Written exercise:
Extract the full listing below without altering a single character.

====== Data ======

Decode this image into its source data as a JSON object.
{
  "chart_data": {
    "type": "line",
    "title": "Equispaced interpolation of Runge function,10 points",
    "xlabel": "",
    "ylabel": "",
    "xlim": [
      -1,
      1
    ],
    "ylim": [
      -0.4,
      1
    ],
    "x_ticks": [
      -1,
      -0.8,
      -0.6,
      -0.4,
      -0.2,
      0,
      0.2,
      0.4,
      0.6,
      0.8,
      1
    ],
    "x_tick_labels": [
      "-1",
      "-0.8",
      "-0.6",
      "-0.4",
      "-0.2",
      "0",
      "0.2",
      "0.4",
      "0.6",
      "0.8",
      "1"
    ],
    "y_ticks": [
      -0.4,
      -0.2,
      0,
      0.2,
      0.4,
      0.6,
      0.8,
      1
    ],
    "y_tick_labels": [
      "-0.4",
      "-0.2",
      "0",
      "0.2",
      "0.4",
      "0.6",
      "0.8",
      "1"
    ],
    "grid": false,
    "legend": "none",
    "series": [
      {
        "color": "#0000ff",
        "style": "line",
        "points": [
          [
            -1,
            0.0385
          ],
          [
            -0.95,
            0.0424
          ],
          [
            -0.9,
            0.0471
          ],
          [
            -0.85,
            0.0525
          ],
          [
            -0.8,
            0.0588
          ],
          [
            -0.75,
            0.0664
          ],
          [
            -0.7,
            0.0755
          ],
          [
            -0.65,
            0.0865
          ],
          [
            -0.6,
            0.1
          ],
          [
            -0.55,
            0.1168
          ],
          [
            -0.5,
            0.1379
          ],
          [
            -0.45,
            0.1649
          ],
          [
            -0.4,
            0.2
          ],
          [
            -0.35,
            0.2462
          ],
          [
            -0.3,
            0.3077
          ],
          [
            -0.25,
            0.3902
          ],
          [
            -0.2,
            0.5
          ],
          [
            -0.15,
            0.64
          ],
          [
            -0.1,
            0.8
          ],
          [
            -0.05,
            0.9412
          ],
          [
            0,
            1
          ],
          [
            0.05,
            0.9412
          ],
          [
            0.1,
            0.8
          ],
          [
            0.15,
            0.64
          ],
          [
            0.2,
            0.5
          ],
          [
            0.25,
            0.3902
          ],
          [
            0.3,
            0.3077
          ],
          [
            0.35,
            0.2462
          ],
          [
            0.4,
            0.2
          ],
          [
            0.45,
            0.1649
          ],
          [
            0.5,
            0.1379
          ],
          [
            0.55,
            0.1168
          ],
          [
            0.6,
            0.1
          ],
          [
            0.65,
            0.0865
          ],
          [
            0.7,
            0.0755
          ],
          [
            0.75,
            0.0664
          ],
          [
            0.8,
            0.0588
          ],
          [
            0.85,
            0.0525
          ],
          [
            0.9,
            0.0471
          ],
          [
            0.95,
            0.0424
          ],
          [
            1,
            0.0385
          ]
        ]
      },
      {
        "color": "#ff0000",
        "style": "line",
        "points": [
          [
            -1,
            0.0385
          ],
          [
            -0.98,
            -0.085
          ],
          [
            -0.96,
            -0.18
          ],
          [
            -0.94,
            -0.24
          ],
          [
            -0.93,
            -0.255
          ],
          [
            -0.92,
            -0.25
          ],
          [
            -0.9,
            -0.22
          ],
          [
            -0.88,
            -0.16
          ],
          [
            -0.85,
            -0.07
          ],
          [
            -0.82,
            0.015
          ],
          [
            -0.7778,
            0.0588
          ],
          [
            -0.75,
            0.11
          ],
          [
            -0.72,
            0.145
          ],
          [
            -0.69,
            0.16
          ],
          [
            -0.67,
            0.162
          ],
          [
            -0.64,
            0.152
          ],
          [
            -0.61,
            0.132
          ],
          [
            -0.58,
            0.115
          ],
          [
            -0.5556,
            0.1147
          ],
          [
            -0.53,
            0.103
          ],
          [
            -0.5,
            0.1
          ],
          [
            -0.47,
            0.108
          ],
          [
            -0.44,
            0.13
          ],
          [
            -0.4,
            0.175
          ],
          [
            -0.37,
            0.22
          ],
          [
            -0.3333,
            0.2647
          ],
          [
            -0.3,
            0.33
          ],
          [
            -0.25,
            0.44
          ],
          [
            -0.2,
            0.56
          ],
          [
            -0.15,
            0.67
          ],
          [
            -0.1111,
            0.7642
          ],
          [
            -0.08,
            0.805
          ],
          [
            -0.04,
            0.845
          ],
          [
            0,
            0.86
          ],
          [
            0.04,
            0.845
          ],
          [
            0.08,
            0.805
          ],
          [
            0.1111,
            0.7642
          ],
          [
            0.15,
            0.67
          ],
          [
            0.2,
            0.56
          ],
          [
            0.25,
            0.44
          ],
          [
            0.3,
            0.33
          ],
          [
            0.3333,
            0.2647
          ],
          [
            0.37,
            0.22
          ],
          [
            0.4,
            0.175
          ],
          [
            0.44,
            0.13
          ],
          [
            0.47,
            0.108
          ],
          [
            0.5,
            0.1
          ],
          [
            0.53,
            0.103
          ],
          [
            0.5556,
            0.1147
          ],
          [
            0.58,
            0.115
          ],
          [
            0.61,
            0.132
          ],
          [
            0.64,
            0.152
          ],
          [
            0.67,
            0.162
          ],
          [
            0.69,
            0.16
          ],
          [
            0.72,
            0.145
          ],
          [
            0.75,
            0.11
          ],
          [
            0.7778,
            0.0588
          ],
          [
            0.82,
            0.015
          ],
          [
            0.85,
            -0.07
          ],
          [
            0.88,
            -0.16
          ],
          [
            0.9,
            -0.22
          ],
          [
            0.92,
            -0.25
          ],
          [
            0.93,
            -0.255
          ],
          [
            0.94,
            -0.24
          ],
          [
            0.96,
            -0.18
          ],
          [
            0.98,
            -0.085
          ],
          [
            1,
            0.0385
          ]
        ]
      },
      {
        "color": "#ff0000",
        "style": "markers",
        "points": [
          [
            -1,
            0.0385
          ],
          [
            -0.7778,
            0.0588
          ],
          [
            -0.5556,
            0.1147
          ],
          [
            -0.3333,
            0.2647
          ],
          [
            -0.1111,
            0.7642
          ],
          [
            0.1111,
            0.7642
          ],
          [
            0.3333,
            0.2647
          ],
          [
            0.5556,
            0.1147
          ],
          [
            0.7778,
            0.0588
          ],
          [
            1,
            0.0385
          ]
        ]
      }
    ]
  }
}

======

Expected output:
Decode this image into its source data as a JSON object.
{
  "chart_data": {
    "type": "line",
    "title": "Equispaced interpolation of Runge function,10 points",
    "xlabel": "",
    "ylabel": "",
    "xlim": [
      -1,
      1
    ],
    "ylim": [
      -0.4,
      1
    ],
    "x_ticks": [
      -1,
      -0.8,
      -0.6,
      -0.4,
      -0.2,
      0,
      0.2,
      0.4,
      0.6,
      0.8,
      1
    ],
    "x_tick_labels": [
      "-1",
      "-0.8",
      "-0.6",
      "-0.4",
      "-0.2",
      "0",
      "0.2",
      "0.4",
      "0.6",
      "0.8",
      "1"
    ],
    "y_ticks": [
      -0.4,
      -0.2,
      0,
      0.2,
      0.4,
      0.6,
      0.8,
      1
    ],
    "y_tick_labels": [
      "-0.4",
      "-0.2",
      "0",
      "0.2",
      "0.4",
      "0.6",
      "0.8",
      "1"
    ],
    "grid": false,
    "legend": "none",
    "series": [
      {
        "color": "#0000ff",
        "style": "line",
        "points": [
          [
            -1,
            0.0385
          ],
          [
            -0.95,
            0.0424
          ],
          [
            -0.9,
            0.0471
          ],
          [
            -0.85,
            0.0525
          ],
          [
            -0.8,
            0.0588
          ],
          [
            -0.75,
            0.0664
          ],
          [
            -0.7,
            0.0755
          ],
          [
            -0.65,
            0.0865
          ],
          [
            -0.6,
            0.1
          ],
          [
            -0.55,
            0.1168
          ],
          [
            -0.5,
            0.1379
          ],
          [
            -0.45,
            0.1649
          ],
          [
            -0.4,
            0.2
          ],
          [
            -0.35,
            0.2462
          ],
          [
            -0.3,
            0.3077
          ],
          [
            -0.25,
            0.3902
          ],
          [
            -0.2,
            0.5
          ],
          [
            -0.15,
            0.64
          ],
          [
            -0.1,
            0.8
          ],
          [
            -0.05,
            0.9412
          ],
          [
            0,
            1
          ],
          [
            0.05,
            0.9412
          ],
          [
            0.1,
            0.8
          ],
          [
            0.15,
            0.64
          ],
          [
            0.2,
            0.5
          ],
          [
            0.25,
            0.3902
          ],
          [
            0.3,
            0.3077
          ],
          [
            0.35,
            0.2462
          ],
          [
            0.4,
            0.2
          ],
          [
            0.45,
            0.1649
          ],
          [
            0.5,
            0.1379
          ],
          [
            0.55,
            0.1168
          ],
          [
            0.6,
            0.1
          ],
          [
            0.65,
            0.0865
          ],
          [
            0.7,
            0.0755
          ],
          [
            0.75,
            0.0664
          ],
          [
            0.8,
            0.0588
          ],
          [
            0.85,
            0.0525
          ],
          [
            0.9,
            0.0471
          ],
          [
            0.95,
            0.0424
          ],
          [
            1,
            0.0385
          ]
        ]
      },
      {
        "color": "#ff0000",
        "style": "line",
        "points": [
          [
            -1,
            0.0385
          ],
          [
            -0.98,
            -0.085
          ],
          [
            -0.96,
            -0.18
          ],
          [
            -0.94,
            -0.24
          ],
          [
            -0.93,
            -0.255
          ],
          [
            -0.92,
            -0.25
          ],
          [
            -0.9,
            -0.22
          ],
          [
            -0.88,
            -0.16
          ],
          [
            -0.85,
            -0.07
          ],
          [
            -0.82,
            0.015
          ],
          [
            -0.7778,
            0.0588
          ],
          [
            -0.75,
            0.11
          ],
          [
            -0.72,
            0.145
          ],
          [
            -0.69,
            0.16
          ],
          [
            -0.67,
            0.162
          ],
          [
            -0.64,
            0.152
          ],
          [
            -0.61,
            0.132
          ],
          [
            -0.58,
            0.115
          ],
          [
            -0.5556,
            0.1147
          ],
          [
            -0.53,
            0.103
          ],
          [
            -0.5,
            0.1
          ],
          [
            -0.47,
            0.108
          ],
          [
            -0.44,
            0.13
          ],
          [
            -0.4,
            0.175
          ],
          [
            -0.37,
            0.22
          ],
          [
            -0.3333,
            0.2647
          ],
          [
            -0.3,
            0.33
          ],
          [
            -0.25,
            0.44
          ],
          [
            -0.2,
            0.56
          ],
          [
            -0.15,
            0.67
          ],
          [
            -0.1111,
            0.7642
          ],
          [
            -0.08,
            0.805
          ],
          [
            -0.04,
            0.845
          ],
          [
            0,
            0.86
          ],
          [
            0.04,
            0.845
          ],
          [
            0.08,
            0.805
          ],
          [
            0.1111,
            0.7642
          ],
          [
            0.15,
            0.67
          ],
          [
            0.2,
            0.56
          ],
          [
            0.25,
            0.44
          ],
          [
            0.3,
            0.33
          ],
          [
            0.3333,
            0.2647
          ],
          [
            0.37,
            0.22
          ],
          [
            0.4,
            0.175
          ],
          [
            0.44,
            0.13
          ],
          [
            0.47,
            0.108
          ],
          [
            0.5,
            0.1
          ],
          [
            0.53,
            0.103
          ],
          [
            0.5556,
            0.1147
          ],
          [
            0.58,
            0.115
          ],
          [
            0.61,
            0.132
          ],
          [
            0.64,
            0.152
          ],
          [
            0.67,
            0.162
          ],
          [
            0.69,
            0.16
          ],
          [
            0.72,
            0.145
          ],
          [
            0.75,
            0.11
          ],
          [
            0.7778,
            0.0588
          ],
          [
            0.82,
            0.015
          ],
          [
            0.85,
            -0.07
          ],
          [
            0.88,
            -0.16
          ],
          [
            0.9,
            -0.22
          ],
          [
            0.92,
            -0.25
          ],
          [
            0.93,
            -0.255
          ],
          [
            0.94,
            -0.24
          ],
          [
            0.96,
            -0.18
          ],
          [
            0.98,
            -0.085
          ],
          [
            1,
            0.0385
          ]
        ]
      },
      {
        "color": "#ff0000",
        "style": "markers",
        "points": [
          [
            -1,
            0.0385
          ],
          [
            -0.7778,
            0.0588
          ],
          [
            -0.5556,
            0.1147
          ],
          [
            -0.3333,
            0.2647
          ],
          [
            -0.1111,
            0.7642
          ],
          [
            0.1111,
            0.7642
          ],
          [
            0.3333,
            0.2647
          ],
          [
            0.5556,
            0.1147
          ],
          [
            0.7778,
            0.0588
          ],
          [
            1,
            0.0385
          ]
        ]
      }
    ]
  }
}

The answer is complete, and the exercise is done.